**Extracted data entries**:
· · · · ·

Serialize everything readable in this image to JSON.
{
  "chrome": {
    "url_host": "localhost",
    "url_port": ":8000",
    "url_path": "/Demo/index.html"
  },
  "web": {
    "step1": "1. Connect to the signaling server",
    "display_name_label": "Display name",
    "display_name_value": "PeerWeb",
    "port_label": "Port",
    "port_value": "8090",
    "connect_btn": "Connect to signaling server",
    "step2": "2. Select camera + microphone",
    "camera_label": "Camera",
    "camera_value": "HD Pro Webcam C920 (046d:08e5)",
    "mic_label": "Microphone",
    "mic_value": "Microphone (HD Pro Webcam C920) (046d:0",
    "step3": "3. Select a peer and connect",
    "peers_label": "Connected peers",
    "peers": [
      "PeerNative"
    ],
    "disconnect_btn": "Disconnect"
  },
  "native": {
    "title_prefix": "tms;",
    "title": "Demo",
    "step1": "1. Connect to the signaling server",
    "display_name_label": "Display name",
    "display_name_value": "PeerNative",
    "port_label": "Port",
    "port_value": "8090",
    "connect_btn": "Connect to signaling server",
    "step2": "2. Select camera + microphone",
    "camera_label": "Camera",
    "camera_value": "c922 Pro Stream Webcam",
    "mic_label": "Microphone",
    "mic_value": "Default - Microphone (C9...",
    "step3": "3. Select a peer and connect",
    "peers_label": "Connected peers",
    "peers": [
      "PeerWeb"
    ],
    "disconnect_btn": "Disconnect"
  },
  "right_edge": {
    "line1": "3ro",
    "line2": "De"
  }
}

· · · · ·

**Exercise**: Return each entry from above without altering a single character.

**The result**:
Serialize everything readable in this image to JSON.
{
  "chrome": {
    "url_host": "localhost",
    "url_port": ":8000",
    "url_path": "/Demo/index.html"
  },
  "web": {
    "step1": "1. Connect to the signaling server",
    "display_name_label": "Display name",
    "display_name_value": "PeerWeb",
    "port_label": "Port",
    "port_value": "8090",
    "connect_btn": "Connect to signaling server",
    "step2": "2. Select camera + microphone",
    "camera_label": "Camera",
    "camera_value": "HD Pro Webcam C920 (046d:08e5)",
    "mic_label": "Microphone",
    "mic_value": "Microphone (HD Pro Webcam C920) (046d:0",
    "step3": "3. Select a peer and connect",
    "peers_label": "Connected peers",
    "peers": [
      "PeerNative"
    ],
    "disconnect_btn": "Disconnect"
  },
  "native": {
    "title_prefix": "tms;",
    "title": "Demo",
    "step1": "1. Connect to the signaling server",
    "display_name_label": "Display name",
    "display_name_value": "PeerNative",
    "port_label": "Port",
    "port_value": "8090",
    "connect_btn": "Connect to signaling server",
    "step2": "2. Select camera + microphone",
    "camera_label": "Camera",
    "camera_value": "c922 Pro Stream Webcam",
    "mic_label": "Microphone",
    "mic_value": "Default - Microphone (C9...",
    "step3": "3. Select a peer and connect",
    "peers_label": "Connected peers",
    "peers": [
      "PeerWeb"
    ],
    "disconnect_btn": "Disconnect"
  },
  "right_edge": {
    "line1": "3ro",
    "line2": "De"
  }
}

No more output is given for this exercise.